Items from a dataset
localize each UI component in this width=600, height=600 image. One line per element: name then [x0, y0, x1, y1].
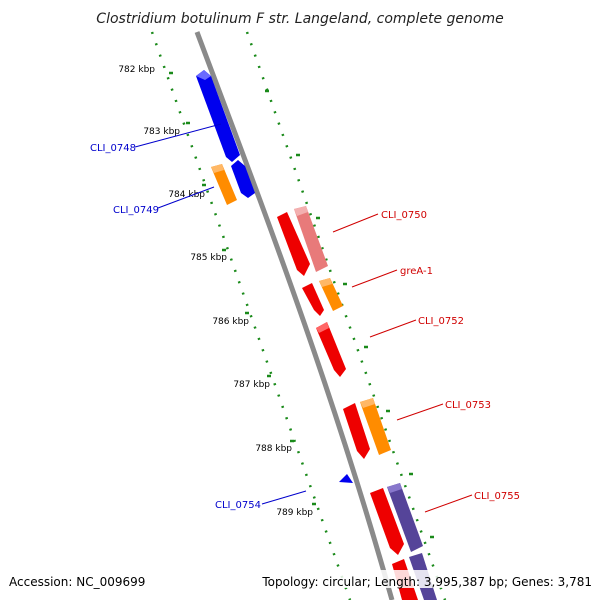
gene-label-CLI_0749[interactable]: CLI_0749: [113, 205, 159, 216]
gene-CLI_0752[interactable]: [316, 322, 346, 377]
tick-label-786: 786 kbp: [212, 317, 249, 327]
inner-dotted-track: [150, 31, 352, 600]
gene-label-CLI_0754[interactable]: CLI_0754: [215, 500, 261, 511]
leader-CLI_0755: [424, 494, 473, 513]
genome-backbone: [194, 31, 395, 600]
leader-CLI_0754: [261, 490, 307, 505]
gene-CLI_0748[interactable]: [196, 70, 240, 162]
gene-CLI_0753[interactable]: [343, 398, 391, 459]
leader-CLI_0750: [332, 213, 379, 233]
genome-title: Clostridium botulinum F str. Langeland, …: [96, 11, 503, 27]
accession-text: Accession: NC_009699: [9, 575, 145, 589]
gene-greA-1[interactable]: [302, 278, 343, 316]
gene-label-CLI_0750[interactable]: CLI_0750: [381, 210, 427, 221]
tick-label-783: 783 kbp: [143, 127, 180, 137]
tick-label-788: 788 kbp: [255, 444, 292, 454]
gene-CLI_0755[interactable]: [370, 483, 423, 555]
tick-label-789: 789 kbp: [276, 508, 313, 518]
footer-backdrop: [255, 570, 600, 588]
tick-label-784: 784 kbp: [168, 190, 205, 200]
leader-CLI_0753: [396, 403, 444, 421]
tick-label-782: 782 kbp: [118, 65, 155, 75]
leader-greA-1: [351, 269, 398, 288]
gene-label-greA-1[interactable]: greA-1: [400, 266, 433, 277]
leader-CLI_0752: [369, 319, 417, 338]
tick-label-785: 785 kbp: [190, 253, 227, 263]
gene-label-CLI_0748[interactable]: CLI_0748: [90, 143, 136, 154]
gene-CLI_0754[interactable]: [339, 474, 353, 483]
outer-dotted-track: [245, 31, 447, 600]
gene-label-CLI_0755[interactable]: CLI_0755: [474, 491, 520, 502]
gene-label-CLI_0752[interactable]: CLI_0752: [418, 316, 464, 327]
gene-label-CLI_0753[interactable]: CLI_0753: [445, 400, 491, 411]
gene-CLI_0749[interactable]: [211, 160, 255, 205]
track-dash-marks: [169, 71, 434, 539]
topology-text: Topology: circular; Length: 3,995,387 bp…: [261, 575, 592, 589]
leader-CLI_0748: [134, 123, 222, 148]
tick-label-787: 787 kbp: [233, 380, 270, 390]
leader-CLI_0749: [157, 186, 215, 209]
gene-CLI_0750[interactable]: [277, 206, 328, 276]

**TASK BRIEF**
Although the records include pictures, output only their text, exactly and completely.

**ANSWER SPACE**
localize each UI component in this width=600, height=600 image. One line per element: name then [x0, y0, x1, y1].
gene-label-CLI_0749[interactable]: CLI_0749: [113, 205, 159, 216]
gene-CLI_0752[interactable]: [316, 322, 346, 377]
tick-label-786: 786 kbp: [212, 317, 249, 327]
inner-dotted-track: [150, 31, 352, 600]
gene-label-CLI_0754[interactable]: CLI_0754: [215, 500, 261, 511]
leader-CLI_0755: [424, 494, 473, 513]
genome-backbone: [194, 31, 395, 600]
leader-CLI_0754: [261, 490, 307, 505]
gene-CLI_0748[interactable]: [196, 70, 240, 162]
gene-CLI_0753[interactable]: [343, 398, 391, 459]
leader-CLI_0750: [332, 213, 379, 233]
genome-title: Clostridium botulinum F str. Langeland, …: [96, 11, 503, 27]
accession-text: Accession: NC_009699: [9, 575, 145, 589]
gene-greA-1[interactable]: [302, 278, 343, 316]
gene-label-CLI_0750[interactable]: CLI_0750: [381, 210, 427, 221]
tick-label-783: 783 kbp: [143, 127, 180, 137]
tick-label-788: 788 kbp: [255, 444, 292, 454]
gene-CLI_0755[interactable]: [370, 483, 423, 555]
tick-label-789: 789 kbp: [276, 508, 313, 518]
footer-backdrop: [255, 570, 600, 588]
tick-label-784: 784 kbp: [168, 190, 205, 200]
leader-CLI_0753: [396, 403, 444, 421]
tick-label-782: 782 kbp: [118, 65, 155, 75]
leader-greA-1: [351, 269, 398, 288]
gene-label-greA-1[interactable]: greA-1: [400, 266, 433, 277]
leader-CLI_0752: [369, 319, 417, 338]
tick-label-785: 785 kbp: [190, 253, 227, 263]
gene-label-CLI_0748[interactable]: CLI_0748: [90, 143, 136, 154]
gene-CLI_0754[interactable]: [339, 474, 353, 483]
outer-dotted-track: [245, 31, 447, 600]
gene-label-CLI_0755[interactable]: CLI_0755: [474, 491, 520, 502]
gene-label-CLI_0752[interactable]: CLI_0752: [418, 316, 464, 327]
gene-label-CLI_0753[interactable]: CLI_0753: [445, 400, 491, 411]
gene-CLI_0749[interactable]: [211, 160, 255, 205]
track-dash-marks: [169, 71, 434, 539]
topology-text: Topology: circular; Length: 3,995,387 bp…: [261, 575, 592, 589]
leader-CLI_0748: [134, 123, 222, 148]
tick-label-787: 787 kbp: [233, 380, 270, 390]
leader-CLI_0749: [157, 186, 215, 209]
gene-CLI_0750[interactable]: [277, 206, 328, 276]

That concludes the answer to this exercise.